* Texto dado

Esse período de fragilização do sector petrolífero foi resultado do efeito inverso, quando, a partir de 2007/08, as multinacionais, no rasto do barril muito acima dos 100 USD, fizeram fortes investimentos que levaram a um excesso de oferta, naquilo que é o efeito montanha russa de correcção exercido pelos mercados, a que as companhias reagem diminuindo ou aumentando custos mas que afecta de forma brutal as economias mais dependentes, como é o caso da angolana.
Recorde-se que Angola é uma das grandes vítimas deste desinvestimento, tendo passado de uma produção recorde no final da 1ª década desde século na casa dos 1,8 mbpd para os actuais 1,28 mbpd e com tendência para baixar, o que resultou numa substancial quebra das receitas do Estado, tanto pela via da menor produção como por causa dos preços baixos do barril.
Hoje, o barril de Brent valia, perto das 10:30 de Luanda, 64,60 USD, mais 0.55% que no fecho da sessão de quarta-feira.
Angola e o futuro breve
Este cenário de recuperação permite algum optimismo nas contas nacionais mas ainda longe de um regresso ao patamar alcançado a partir de 2008, com o barril, como exemplo, a chegar aos 147 USD no Verão desse mesmo ano, permitindo um boom económico como nunca visto até ali.
A produção actual está abaixo dos 1,3 mbpd e em constante declínio devido ao desinvestimento das "majors" a operar no offshore nacional, especialmente a partir de 2014, quando se verificou uma quebra abrupta do valor do barril, que passou de mais de 120 USD para menos de 30 dois anos depois, em 2016.
Apesar das mudanças substanciais na legislação referente ao sector e às alterações profundas nesta indústria decisiva para o País, a produção demora a arrancar para os patamares mais próximos daqueles que se viram no passado, especialmente por causa da deterioração da infra-estrutura produtiva que desde 2014 viu os investimentos das "majors" descer, a fraca aposta na pesquisa por novas reservas e o envelhecimento de alguns dos mais importantes poços activos no offshore nacional.
Para já, com o barril acima dos 64 USD, o Executivo de João Lourenço conta com uma folga de mais de 24 USD em cima dos 39 USD que foi o valor usado como referência para a elaboração do OGE 2021, o que permite encarar com maior optimismo esta saída esperada da crise mundial, apesar dos fortes constrangimentos que a economia nacional enfrenta.

* Excertos de dados
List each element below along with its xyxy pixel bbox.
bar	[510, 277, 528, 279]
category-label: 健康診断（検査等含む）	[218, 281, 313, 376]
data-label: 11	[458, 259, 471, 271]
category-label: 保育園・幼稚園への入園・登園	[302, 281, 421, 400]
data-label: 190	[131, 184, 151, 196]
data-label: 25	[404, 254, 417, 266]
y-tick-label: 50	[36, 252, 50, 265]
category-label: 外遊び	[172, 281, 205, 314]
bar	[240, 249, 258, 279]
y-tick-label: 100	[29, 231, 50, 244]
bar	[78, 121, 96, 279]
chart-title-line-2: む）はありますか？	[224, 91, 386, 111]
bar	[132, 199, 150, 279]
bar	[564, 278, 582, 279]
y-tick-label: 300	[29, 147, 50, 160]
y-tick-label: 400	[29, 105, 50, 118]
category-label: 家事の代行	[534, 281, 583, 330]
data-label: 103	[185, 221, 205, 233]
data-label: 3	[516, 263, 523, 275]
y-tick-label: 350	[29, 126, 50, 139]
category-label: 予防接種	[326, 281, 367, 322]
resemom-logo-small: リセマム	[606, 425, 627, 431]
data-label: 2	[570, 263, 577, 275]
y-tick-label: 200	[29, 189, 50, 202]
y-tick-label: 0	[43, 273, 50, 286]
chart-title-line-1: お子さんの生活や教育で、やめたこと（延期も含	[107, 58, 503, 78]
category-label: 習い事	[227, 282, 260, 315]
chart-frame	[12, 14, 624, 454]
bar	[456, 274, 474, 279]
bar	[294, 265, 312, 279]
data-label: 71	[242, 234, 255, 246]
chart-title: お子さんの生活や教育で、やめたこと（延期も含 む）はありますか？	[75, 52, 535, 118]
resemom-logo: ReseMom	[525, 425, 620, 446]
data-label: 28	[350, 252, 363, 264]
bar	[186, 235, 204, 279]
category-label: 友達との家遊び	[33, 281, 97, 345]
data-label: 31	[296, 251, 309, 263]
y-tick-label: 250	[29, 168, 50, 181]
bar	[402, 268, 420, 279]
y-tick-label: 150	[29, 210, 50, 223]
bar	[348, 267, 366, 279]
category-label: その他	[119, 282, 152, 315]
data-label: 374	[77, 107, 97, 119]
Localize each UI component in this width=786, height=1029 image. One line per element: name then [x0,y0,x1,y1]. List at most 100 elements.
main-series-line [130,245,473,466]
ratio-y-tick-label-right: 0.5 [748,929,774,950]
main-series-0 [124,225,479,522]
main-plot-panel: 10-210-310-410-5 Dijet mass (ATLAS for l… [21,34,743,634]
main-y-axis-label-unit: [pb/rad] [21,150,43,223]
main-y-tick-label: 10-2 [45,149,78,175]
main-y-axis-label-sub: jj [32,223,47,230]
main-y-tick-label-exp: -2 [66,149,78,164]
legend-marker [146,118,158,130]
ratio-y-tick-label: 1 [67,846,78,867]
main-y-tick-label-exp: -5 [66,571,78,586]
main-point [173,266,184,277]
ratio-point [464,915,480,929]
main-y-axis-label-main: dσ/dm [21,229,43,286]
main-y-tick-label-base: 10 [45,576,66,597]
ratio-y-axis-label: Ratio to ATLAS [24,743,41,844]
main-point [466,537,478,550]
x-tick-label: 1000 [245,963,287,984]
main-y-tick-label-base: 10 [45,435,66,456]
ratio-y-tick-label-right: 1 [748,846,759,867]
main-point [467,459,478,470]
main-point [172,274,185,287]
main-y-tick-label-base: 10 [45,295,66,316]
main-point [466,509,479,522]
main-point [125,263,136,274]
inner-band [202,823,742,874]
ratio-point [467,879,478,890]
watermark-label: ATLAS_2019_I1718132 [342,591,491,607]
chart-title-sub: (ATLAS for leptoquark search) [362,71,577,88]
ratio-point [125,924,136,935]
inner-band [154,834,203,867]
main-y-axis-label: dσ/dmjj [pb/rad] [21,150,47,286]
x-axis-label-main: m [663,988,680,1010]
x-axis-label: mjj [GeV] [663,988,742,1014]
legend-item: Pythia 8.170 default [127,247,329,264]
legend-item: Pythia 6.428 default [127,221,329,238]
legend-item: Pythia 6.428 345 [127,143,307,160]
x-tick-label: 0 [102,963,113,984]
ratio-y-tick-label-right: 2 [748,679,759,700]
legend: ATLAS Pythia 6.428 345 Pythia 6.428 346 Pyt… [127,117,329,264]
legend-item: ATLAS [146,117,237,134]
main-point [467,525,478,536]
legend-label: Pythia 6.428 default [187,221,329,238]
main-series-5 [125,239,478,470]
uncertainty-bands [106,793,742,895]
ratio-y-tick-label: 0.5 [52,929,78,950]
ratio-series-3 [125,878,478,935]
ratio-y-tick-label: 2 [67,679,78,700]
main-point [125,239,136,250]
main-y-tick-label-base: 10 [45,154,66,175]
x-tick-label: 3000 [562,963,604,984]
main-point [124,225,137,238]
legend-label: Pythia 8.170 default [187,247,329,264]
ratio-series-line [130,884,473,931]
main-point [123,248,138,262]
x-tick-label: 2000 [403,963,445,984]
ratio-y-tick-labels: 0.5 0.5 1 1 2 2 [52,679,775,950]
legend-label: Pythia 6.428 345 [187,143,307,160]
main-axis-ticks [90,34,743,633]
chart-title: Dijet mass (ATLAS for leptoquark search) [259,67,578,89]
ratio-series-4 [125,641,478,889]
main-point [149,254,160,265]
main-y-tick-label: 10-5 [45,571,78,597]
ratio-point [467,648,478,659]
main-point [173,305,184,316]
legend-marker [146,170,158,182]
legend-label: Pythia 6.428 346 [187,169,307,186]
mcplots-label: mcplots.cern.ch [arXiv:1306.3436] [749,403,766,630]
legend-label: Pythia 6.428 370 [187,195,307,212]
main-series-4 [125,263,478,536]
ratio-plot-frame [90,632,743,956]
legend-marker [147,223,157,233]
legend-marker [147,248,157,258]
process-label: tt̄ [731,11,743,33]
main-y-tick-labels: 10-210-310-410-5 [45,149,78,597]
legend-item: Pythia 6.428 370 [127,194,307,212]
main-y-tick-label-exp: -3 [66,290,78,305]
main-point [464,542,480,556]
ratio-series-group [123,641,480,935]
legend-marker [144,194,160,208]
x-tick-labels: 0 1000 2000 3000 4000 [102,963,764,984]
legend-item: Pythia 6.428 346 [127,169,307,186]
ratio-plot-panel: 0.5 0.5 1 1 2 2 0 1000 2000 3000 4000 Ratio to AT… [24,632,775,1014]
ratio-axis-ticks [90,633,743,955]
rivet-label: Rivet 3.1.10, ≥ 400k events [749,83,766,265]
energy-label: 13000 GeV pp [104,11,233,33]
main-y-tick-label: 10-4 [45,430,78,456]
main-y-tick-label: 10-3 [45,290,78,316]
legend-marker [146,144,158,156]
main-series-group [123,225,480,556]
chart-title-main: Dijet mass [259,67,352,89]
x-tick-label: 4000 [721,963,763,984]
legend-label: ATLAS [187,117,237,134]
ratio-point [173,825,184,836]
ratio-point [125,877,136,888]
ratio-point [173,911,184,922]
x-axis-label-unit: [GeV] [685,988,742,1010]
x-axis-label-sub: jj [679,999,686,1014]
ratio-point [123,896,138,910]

* Problema 1
Liste, sem repetições, todos os anos mencionados no texto sobre o petróleo angolano.
* Problema 2
Continue o texto sobre o petróleo angolano a partir da última frase apresentada.

* Resultado 1
2007/08, 2008, 2014, 2016, 2021

* Resultado 2
O crude é ainda responsável por mais de 94% das exportações angolanas, mais de 50% do PIB e representa 60% das receitas do Executivo para poder gerir as necessidades da governação, o que, face a uma lenta e demorada diversificação da economia nacional, se traduz numa mais optimista entrada no novo ano e nova década do século XXI.
O alerta da Carbon Tracker
Um estudo internacional recente, elaborado pela iniciativa Carbon Tracker, aponta Angola como um dos países mais vulneráveis ao processo global de descarbonização da economia por razões de protecção climáticas que se traduz mesmo no desinvestimento das petrolíferas no sector para investirem nas denominadas energias limpas.
Este estudo denominado "Beyond Petrostates" nota que Angola enfrenta, até 2040, um défice de receitas na casa dos 76%, o que coloca o País na linha da frente das maiores vítimas deste processo planetário de substituição do petróleo como grande fonte energética mundial, o que exige de Angola um redobrado empenho na diversificação da sua economia.
O estudo diz isso mesmo, que os países nestas condições estão obrigados a definir políticas fortes de substituição de fontes de rendimento sob risco de enfrentarem dificuldades devastadoras para o seu futuro.
Para exemplificar esse abismo que têm pela frente, o estudo revela que as quedas das receitas nos próximos anos vão ser superiores a 13 mil milhões de dólares.
A Carbon Tracker é um think tank financeiro independente que desenvolve análises detalhadas e aprofundadas sobre o impacto da transição energética nos mercados de capitais e no potencial investimento em combustíveis fósseis.